> _WHAT TO PRODUCE_
Return each line of the material verbatim.

> _DATA FOR THIS EXERCISE_
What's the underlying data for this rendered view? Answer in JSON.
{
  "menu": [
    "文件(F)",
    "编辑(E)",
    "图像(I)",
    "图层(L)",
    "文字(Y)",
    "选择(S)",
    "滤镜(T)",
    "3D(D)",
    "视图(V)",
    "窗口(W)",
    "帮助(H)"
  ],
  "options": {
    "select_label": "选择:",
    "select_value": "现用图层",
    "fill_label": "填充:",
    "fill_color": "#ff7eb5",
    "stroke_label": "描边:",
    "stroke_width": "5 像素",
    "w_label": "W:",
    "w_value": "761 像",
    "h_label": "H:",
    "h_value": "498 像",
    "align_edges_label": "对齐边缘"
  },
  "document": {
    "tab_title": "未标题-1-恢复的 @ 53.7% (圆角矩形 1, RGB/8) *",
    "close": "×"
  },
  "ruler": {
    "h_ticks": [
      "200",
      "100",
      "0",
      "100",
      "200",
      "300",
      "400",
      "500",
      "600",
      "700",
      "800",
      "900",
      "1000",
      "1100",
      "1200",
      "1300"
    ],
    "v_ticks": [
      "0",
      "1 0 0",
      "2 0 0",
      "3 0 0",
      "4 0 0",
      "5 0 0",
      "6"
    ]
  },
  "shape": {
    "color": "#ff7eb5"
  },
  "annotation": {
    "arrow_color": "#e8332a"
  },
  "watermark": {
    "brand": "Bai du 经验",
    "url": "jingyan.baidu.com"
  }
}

> _FULL ANSWER_
What's the underlying data for this rendered view? Answer in JSON.
{
  "menu": [
    "文件(F)",
    "编辑(E)",
    "图像(I)",
    "图层(L)",
    "文字(Y)",
    "选择(S)",
    "滤镜(T)",
    "3D(D)",
    "视图(V)",
    "窗口(W)",
    "帮助(H)"
  ],
  "options": {
    "select_label": "选择:",
    "select_value": "现用图层",
    "fill_label": "填充:",
    "fill_color": "#ff7eb5",
    "stroke_label": "描边:",
    "stroke_width": "5 像素",
    "w_label": "W:",
    "w_value": "761 像",
    "h_label": "H:",
    "h_value": "498 像",
    "align_edges_label": "对齐边缘"
  },
  "document": {
    "tab_title": "未标题-1-恢复的 @ 53.7% (圆角矩形 1, RGB/8) *",
    "close": "×"
  },
  "ruler": {
    "h_ticks": [
      "200",
      "100",
      "0",
      "100",
      "200",
      "300",
      "400",
      "500",
      "600",
      "700",
      "800",
      "900",
      "1000",
      "1100",
      "1200",
      "1300"
    ],
    "v_ticks": [
      "0",
      "1 0 0",
      "2 0 0",
      "3 0 0",
      "4 0 0",
      "5 0 0",
      "6"
    ]
  },
  "shape": {
    "color": "#ff7eb5"
  },
  "annotation": {
    "arrow_color": "#e8332a"
  },
  "watermark": {
    "brand": "Bai du 经验",
    "url": "jingyan.baidu.com"
  }
}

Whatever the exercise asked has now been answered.